• [The task] State the number of lines in the material below that have "from" in them, without any other text.

**** Raw data ****

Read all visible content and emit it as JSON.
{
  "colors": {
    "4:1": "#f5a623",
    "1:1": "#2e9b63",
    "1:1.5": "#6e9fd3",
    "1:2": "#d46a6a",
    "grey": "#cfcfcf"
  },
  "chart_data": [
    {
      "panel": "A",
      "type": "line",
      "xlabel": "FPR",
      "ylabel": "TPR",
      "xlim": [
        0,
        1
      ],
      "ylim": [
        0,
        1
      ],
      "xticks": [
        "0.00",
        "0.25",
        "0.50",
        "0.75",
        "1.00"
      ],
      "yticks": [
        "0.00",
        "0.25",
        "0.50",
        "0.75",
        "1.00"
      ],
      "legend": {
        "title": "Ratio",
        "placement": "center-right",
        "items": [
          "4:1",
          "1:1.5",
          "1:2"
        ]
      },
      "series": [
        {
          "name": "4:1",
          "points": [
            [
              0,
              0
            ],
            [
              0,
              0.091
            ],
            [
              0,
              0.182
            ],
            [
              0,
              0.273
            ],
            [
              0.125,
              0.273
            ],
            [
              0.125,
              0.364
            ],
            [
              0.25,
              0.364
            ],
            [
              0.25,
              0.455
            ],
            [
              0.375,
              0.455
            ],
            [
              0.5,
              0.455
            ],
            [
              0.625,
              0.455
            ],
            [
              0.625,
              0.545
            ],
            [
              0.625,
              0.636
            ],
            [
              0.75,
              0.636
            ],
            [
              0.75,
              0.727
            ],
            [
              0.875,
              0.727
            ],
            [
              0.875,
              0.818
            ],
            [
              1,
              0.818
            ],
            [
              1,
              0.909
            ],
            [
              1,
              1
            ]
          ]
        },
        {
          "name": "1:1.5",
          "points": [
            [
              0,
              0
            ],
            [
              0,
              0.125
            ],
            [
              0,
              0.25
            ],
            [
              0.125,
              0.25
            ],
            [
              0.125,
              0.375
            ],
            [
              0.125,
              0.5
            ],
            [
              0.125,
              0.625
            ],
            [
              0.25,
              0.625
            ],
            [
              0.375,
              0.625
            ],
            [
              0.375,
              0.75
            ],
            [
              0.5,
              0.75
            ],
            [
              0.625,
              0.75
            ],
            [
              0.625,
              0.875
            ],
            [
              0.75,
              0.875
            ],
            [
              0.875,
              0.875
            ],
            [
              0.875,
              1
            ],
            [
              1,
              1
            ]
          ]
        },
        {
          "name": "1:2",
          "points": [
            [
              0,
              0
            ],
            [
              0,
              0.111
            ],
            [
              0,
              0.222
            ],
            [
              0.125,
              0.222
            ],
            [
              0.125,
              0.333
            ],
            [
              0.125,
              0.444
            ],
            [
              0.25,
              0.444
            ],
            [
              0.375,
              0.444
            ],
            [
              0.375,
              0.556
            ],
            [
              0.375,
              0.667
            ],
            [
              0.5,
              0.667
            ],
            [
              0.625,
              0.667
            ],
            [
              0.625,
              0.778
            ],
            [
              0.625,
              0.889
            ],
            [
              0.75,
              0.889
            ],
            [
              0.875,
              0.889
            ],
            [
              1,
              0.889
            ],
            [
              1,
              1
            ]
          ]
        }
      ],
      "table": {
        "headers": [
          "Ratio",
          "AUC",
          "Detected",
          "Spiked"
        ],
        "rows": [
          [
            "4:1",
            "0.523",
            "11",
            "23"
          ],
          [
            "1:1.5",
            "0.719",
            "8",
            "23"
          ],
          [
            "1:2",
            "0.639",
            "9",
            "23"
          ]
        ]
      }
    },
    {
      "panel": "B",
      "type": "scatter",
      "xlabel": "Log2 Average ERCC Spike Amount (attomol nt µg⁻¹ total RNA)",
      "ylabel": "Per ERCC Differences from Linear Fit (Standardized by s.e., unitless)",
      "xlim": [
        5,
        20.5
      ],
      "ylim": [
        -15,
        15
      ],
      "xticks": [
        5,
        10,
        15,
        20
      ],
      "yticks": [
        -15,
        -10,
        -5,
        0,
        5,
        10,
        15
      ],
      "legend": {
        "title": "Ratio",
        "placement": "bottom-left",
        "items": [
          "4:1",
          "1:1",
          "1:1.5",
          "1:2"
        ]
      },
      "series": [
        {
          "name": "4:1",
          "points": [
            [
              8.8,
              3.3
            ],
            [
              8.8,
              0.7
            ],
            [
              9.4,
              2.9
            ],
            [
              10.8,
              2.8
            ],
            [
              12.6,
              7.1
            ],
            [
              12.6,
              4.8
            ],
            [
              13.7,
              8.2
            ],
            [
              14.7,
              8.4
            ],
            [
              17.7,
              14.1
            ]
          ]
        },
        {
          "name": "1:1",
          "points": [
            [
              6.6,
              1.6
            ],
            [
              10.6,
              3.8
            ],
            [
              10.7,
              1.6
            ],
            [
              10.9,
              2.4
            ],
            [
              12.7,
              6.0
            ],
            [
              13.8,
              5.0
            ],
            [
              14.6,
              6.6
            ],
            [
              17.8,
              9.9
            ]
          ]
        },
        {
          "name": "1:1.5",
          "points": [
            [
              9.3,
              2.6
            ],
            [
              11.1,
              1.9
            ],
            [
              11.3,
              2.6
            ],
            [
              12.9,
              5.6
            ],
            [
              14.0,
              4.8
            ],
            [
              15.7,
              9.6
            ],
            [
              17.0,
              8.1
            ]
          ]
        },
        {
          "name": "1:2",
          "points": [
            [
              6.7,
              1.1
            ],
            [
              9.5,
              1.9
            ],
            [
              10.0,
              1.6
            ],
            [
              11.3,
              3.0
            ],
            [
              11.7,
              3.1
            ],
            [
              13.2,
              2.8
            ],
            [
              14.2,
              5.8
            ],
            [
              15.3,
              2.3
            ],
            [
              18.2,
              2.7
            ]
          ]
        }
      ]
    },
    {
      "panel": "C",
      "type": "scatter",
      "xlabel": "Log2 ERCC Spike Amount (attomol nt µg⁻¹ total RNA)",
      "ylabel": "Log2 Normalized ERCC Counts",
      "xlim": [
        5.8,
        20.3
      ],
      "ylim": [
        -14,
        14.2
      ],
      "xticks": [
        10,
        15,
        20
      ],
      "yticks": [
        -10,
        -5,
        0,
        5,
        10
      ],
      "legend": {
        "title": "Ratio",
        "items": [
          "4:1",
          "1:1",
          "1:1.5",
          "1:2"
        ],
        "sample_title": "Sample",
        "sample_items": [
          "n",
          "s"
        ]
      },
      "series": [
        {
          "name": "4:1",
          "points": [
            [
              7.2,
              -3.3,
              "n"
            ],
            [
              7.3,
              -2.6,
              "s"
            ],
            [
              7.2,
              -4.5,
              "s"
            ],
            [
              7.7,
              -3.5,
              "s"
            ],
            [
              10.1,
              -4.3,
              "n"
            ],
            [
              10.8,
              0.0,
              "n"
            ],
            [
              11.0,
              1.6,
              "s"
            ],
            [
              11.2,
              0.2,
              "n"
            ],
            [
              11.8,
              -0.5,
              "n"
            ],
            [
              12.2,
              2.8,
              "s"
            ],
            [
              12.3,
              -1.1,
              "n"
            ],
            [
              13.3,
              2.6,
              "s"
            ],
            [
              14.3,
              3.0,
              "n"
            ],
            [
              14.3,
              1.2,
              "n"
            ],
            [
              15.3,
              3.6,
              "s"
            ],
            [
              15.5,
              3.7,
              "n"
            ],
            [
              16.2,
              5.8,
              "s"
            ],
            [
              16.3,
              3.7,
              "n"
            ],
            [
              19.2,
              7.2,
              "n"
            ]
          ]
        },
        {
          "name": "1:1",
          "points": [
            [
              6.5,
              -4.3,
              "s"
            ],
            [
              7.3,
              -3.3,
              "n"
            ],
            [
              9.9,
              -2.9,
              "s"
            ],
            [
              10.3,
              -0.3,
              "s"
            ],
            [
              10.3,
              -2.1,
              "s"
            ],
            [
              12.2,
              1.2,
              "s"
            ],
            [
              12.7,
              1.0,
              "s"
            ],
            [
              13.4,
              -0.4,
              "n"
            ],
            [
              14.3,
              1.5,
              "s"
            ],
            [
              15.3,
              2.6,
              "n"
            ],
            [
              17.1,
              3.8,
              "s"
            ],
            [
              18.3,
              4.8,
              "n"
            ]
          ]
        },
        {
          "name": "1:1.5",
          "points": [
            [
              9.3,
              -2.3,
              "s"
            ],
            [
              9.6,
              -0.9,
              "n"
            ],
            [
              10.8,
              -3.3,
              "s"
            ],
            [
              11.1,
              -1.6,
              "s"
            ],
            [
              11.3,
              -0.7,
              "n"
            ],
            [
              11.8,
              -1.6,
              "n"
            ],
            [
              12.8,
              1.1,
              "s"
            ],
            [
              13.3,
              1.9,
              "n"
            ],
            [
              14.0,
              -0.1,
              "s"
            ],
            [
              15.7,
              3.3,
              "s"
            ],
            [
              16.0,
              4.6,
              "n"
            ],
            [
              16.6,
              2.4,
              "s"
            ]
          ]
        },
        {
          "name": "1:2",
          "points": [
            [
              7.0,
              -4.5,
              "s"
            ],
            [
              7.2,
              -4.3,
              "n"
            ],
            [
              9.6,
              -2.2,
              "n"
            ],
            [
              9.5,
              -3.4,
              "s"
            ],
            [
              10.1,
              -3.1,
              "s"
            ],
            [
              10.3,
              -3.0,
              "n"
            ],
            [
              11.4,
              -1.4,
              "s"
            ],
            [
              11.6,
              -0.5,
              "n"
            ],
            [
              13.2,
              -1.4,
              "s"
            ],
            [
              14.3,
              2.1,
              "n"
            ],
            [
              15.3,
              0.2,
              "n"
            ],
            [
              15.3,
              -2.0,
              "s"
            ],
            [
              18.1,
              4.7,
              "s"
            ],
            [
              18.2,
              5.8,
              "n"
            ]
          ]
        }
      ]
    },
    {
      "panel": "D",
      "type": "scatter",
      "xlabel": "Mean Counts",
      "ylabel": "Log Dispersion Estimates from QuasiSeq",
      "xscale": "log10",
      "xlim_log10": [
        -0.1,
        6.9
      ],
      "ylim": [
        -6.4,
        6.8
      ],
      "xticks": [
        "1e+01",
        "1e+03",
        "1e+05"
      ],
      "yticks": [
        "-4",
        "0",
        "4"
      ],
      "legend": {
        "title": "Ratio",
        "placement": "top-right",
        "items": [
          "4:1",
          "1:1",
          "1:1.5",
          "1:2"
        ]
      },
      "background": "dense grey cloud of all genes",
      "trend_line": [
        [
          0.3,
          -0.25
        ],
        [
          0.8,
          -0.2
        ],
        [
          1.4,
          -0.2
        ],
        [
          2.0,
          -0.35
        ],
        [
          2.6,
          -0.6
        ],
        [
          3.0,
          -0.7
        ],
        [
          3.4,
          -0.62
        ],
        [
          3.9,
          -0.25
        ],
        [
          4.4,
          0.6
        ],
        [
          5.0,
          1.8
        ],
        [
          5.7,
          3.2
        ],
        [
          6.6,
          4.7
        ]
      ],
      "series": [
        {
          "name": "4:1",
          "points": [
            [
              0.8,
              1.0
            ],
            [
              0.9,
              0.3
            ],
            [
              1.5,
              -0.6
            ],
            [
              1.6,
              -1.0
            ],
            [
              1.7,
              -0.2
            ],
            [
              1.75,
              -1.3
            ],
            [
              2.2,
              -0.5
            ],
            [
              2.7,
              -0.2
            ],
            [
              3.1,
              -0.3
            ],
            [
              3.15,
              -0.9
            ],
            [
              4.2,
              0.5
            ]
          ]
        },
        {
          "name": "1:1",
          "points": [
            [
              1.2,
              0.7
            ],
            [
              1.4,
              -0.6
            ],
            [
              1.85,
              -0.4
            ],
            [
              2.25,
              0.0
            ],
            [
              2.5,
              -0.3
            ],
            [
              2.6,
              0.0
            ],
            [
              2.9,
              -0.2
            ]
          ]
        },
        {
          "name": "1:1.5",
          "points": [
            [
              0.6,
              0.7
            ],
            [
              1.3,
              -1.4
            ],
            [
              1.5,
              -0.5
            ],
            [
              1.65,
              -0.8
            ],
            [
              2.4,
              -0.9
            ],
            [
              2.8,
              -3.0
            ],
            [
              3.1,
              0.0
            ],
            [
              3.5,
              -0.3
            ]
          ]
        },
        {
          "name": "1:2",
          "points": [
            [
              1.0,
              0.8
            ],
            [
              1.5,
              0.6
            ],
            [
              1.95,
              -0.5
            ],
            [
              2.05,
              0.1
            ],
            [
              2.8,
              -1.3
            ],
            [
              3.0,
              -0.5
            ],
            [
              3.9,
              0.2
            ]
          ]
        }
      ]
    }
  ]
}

****

• [Written answer] 2